**INSTRUCTIONS TO FOLLOW**
From the SunPower severance plan excerpt below, list every person it names as reporting directly to the Chief Executive Officer.

**SOURCE TEXT**
On August 28, 2008, with the approval of the Compensation Committee of the Board of Directors, SunPower adopted  a corporate policy entitled the Management Career Transition Plan (the “Plan”), which addresses severance for employment terminations not in connection with a change of control.   Participants in the Plan include the Chief Executive Officer and those employees who have been employed by SunPower for at least 6 months and report directly to him (including Messrs. Hernandez, Dinwoodie, Wenger and Ledesma), as well as other key employees of SunPower who are recommended for participation by the Chief Executive Officer.  Under the terms of the Plan, Mr. Werner and the employees reporting to him will be eligible for the benefits following a termination of employment by reason of death or disability (as defined in the Plan), termination without cause (as defined in the Plan), or resignation for good reason (as defined in the Plan), so long as such termination or resignation is not in connection with a change of control (as defined in the Plan).  The definition of “change of control” excludes, among other things, a pro rata distribution (or retirement and pro rata issuance) of shares of SunPower’s stock held by Cypress Semiconductor Corporation (“Cypress”) to the then existing public shareholders of Cypress (in proportion to their shareholdings of Cypress).  Such benefits include:
 
(i)  
a lump-sum payment equivalent to 12 months (or 24 months in Mr. Werner’s case) of such executive’s base salary;
 
(ii)  
a lump-sum payment equal to any earned but unpaid annual bonus for a complete fiscal year;
 
(iii)  
a lump-sum payment equal to the pro rata portion of such executive’s target bonus for the then current fiscal year, based on the amount of time between the start of the fiscal year and the termination date;
 
(iv)

**DATASET RECORDS**
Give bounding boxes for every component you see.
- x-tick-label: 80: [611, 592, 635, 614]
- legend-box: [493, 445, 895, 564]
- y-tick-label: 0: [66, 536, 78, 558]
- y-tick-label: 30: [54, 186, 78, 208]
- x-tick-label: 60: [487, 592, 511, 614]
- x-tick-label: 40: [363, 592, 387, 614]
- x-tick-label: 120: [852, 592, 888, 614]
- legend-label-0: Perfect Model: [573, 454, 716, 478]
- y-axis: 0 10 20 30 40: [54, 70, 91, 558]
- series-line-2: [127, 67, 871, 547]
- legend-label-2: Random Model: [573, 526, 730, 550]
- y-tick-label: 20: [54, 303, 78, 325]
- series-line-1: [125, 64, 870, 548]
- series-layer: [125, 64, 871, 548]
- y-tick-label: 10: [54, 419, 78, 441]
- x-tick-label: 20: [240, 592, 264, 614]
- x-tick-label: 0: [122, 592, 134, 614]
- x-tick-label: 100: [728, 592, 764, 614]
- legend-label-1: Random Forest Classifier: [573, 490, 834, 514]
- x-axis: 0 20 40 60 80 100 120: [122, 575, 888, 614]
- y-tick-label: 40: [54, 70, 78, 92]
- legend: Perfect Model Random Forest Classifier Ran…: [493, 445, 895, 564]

**RESULT OF THIS TASK**
Mr. Hernandez, Mr. Dinwoodie, Mr. Wenger, Mr. Ledesma